_Action item:_
Whenever a line in the entries below contains the string "Satellite", copy that line.

_Supplied material:_
_ _ _

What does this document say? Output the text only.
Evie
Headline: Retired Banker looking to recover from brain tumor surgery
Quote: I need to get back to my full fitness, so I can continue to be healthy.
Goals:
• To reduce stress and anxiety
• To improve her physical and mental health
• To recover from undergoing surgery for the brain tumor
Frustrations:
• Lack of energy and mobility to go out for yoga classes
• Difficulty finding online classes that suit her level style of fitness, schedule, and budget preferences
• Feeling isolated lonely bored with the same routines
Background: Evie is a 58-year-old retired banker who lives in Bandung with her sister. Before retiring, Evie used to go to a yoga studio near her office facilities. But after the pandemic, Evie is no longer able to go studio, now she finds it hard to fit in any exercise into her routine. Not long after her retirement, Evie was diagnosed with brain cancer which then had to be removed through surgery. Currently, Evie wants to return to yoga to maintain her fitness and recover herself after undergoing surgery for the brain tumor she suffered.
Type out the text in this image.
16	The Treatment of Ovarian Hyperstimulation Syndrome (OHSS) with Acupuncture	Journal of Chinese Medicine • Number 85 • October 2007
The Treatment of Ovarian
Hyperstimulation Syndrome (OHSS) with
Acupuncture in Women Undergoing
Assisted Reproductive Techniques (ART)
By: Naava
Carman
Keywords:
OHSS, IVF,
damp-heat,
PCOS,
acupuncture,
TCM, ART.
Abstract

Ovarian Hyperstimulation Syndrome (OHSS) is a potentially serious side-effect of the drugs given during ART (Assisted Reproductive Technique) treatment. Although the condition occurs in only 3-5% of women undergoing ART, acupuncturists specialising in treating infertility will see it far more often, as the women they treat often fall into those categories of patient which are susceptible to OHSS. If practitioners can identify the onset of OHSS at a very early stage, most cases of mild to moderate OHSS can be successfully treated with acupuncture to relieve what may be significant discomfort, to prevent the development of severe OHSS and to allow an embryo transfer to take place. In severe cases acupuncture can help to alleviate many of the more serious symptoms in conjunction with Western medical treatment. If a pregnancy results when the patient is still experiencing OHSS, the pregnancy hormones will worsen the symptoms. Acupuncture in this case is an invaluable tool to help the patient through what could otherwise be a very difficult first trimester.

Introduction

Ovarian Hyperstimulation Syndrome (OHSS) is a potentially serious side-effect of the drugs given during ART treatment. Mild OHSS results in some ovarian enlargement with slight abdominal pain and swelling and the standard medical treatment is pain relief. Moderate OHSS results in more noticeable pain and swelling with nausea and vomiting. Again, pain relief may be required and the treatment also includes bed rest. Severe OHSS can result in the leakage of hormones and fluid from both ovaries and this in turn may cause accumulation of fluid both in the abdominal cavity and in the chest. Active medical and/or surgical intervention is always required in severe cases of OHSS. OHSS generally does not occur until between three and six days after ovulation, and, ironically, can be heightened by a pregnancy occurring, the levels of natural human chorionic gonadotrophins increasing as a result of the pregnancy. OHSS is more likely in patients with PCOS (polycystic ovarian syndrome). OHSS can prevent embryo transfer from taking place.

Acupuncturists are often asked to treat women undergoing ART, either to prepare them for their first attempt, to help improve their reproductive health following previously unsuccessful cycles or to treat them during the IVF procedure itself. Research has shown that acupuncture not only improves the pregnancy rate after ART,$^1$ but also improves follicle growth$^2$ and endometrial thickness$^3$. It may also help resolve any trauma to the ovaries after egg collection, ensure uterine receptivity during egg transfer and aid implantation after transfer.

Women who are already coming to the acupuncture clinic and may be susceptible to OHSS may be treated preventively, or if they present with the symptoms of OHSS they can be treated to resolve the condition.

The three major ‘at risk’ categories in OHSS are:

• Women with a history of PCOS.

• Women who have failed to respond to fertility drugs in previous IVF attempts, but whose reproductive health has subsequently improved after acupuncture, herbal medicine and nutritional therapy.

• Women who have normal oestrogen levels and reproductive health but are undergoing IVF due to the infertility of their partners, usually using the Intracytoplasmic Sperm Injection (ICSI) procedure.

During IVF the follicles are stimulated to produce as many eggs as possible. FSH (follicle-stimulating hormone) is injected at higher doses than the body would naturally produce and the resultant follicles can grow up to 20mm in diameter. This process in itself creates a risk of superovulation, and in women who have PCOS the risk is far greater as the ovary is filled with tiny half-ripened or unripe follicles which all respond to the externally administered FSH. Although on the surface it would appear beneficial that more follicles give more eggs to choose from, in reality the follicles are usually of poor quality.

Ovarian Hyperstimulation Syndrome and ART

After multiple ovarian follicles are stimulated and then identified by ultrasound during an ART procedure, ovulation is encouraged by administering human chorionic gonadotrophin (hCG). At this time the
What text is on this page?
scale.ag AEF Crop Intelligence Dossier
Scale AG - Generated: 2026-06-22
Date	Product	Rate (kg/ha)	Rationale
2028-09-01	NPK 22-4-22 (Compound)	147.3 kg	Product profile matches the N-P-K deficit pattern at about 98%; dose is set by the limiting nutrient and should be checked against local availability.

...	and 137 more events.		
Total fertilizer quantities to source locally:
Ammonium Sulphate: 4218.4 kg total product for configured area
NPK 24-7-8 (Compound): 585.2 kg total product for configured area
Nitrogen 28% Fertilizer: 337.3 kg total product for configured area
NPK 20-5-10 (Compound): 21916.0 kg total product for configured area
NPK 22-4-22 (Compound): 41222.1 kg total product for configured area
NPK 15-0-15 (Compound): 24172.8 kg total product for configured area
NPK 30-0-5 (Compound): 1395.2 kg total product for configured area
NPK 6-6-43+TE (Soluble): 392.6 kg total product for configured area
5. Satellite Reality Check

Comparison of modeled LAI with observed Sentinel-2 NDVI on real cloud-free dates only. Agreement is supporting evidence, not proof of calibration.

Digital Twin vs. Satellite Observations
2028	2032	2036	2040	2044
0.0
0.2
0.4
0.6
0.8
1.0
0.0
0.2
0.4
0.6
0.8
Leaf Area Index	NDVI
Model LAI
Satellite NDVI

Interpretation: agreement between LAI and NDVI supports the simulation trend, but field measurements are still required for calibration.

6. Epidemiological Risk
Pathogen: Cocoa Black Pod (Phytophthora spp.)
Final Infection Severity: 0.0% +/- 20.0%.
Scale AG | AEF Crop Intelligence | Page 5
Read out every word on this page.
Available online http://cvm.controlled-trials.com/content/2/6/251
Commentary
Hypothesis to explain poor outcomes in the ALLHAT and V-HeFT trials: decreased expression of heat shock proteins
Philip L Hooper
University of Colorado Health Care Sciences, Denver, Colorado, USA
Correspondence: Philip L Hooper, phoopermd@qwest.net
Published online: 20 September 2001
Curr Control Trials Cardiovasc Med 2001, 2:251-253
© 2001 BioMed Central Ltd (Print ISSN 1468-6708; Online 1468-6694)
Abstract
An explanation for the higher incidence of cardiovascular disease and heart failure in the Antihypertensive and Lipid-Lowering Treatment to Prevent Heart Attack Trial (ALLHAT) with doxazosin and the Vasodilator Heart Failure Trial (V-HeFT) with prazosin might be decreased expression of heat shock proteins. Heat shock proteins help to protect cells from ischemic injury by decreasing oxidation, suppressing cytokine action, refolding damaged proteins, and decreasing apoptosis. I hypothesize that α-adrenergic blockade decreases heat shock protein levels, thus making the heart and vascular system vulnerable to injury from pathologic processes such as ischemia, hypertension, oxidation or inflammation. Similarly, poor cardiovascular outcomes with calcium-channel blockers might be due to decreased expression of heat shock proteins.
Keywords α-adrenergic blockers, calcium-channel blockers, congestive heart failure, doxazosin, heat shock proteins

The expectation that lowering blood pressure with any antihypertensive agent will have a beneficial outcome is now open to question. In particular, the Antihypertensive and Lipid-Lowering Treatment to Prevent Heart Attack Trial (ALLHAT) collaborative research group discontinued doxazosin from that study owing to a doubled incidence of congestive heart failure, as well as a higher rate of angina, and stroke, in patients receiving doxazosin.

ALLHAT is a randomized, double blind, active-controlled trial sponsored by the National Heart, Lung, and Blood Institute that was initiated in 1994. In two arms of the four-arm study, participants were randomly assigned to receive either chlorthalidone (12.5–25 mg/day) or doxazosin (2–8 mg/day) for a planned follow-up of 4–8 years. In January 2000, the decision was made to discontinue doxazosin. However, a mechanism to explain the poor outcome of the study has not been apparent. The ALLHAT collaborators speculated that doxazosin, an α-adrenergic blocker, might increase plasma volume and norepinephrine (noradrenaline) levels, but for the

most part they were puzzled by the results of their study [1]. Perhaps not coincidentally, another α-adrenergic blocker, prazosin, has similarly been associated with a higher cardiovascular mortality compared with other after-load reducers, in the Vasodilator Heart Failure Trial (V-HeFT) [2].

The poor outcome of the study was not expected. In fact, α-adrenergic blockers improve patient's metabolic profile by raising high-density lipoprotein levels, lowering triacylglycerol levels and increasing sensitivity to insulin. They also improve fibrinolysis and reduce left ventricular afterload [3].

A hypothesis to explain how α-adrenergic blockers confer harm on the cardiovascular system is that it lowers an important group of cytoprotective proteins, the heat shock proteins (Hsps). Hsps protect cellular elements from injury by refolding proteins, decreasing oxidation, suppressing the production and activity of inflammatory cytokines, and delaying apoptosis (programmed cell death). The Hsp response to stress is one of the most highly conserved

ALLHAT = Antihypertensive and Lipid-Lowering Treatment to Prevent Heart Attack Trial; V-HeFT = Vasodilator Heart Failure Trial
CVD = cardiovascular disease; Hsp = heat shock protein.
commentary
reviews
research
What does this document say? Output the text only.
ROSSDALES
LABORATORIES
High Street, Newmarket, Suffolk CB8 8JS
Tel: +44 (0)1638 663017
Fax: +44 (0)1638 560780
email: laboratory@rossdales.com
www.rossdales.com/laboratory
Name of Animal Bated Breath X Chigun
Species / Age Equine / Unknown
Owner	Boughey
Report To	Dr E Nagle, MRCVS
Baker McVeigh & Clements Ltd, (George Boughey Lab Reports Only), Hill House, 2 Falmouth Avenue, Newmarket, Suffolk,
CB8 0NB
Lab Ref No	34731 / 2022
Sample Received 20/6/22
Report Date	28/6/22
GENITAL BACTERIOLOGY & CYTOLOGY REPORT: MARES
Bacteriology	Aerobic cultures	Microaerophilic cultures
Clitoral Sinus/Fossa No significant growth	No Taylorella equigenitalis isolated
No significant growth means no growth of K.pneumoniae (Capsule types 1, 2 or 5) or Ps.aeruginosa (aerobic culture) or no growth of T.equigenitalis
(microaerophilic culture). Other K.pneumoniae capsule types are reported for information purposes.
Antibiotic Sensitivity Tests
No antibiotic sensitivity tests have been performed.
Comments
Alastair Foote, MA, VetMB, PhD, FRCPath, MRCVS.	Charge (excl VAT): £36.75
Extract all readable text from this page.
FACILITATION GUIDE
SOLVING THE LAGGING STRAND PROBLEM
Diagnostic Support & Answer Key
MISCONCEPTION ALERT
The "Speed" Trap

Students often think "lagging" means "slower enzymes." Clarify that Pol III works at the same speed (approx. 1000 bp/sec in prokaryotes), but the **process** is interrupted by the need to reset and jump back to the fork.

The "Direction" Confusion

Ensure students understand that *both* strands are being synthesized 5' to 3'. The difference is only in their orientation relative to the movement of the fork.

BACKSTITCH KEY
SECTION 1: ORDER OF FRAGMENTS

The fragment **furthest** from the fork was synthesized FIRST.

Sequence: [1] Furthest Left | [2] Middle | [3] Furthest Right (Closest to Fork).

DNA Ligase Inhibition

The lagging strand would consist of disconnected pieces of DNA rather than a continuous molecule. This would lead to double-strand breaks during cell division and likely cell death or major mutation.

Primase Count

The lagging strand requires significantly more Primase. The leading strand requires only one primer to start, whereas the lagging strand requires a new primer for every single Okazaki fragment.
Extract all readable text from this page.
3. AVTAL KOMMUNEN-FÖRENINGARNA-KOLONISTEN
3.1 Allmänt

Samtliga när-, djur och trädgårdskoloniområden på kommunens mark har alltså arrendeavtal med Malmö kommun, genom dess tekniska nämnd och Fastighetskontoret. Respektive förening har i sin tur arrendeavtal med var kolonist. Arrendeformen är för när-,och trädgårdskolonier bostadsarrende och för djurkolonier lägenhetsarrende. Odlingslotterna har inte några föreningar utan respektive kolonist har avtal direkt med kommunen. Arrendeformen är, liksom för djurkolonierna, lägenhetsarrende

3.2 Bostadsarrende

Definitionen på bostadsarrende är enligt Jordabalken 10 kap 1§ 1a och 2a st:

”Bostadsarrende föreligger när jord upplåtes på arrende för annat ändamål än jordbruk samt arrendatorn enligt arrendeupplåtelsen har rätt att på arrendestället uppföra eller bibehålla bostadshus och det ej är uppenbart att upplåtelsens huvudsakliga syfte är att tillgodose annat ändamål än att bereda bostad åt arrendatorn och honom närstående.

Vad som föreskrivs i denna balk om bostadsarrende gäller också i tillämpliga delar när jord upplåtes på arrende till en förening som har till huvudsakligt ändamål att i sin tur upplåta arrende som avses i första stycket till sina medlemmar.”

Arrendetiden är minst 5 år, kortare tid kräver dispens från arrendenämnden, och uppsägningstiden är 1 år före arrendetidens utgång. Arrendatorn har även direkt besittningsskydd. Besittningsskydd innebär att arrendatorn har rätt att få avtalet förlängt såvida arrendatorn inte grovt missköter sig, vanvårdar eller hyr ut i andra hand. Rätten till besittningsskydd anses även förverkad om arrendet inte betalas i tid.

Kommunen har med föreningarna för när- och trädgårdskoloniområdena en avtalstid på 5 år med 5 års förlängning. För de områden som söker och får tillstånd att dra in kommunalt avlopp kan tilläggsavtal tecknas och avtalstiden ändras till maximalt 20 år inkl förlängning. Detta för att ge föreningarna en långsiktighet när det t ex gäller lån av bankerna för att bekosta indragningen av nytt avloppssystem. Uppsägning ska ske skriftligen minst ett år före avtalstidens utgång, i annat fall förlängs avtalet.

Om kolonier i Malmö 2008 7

_ _ _

_Task result:_
5. Satellite Reality Check
Digital Twin vs. Satellite Observations
Satellite NDVI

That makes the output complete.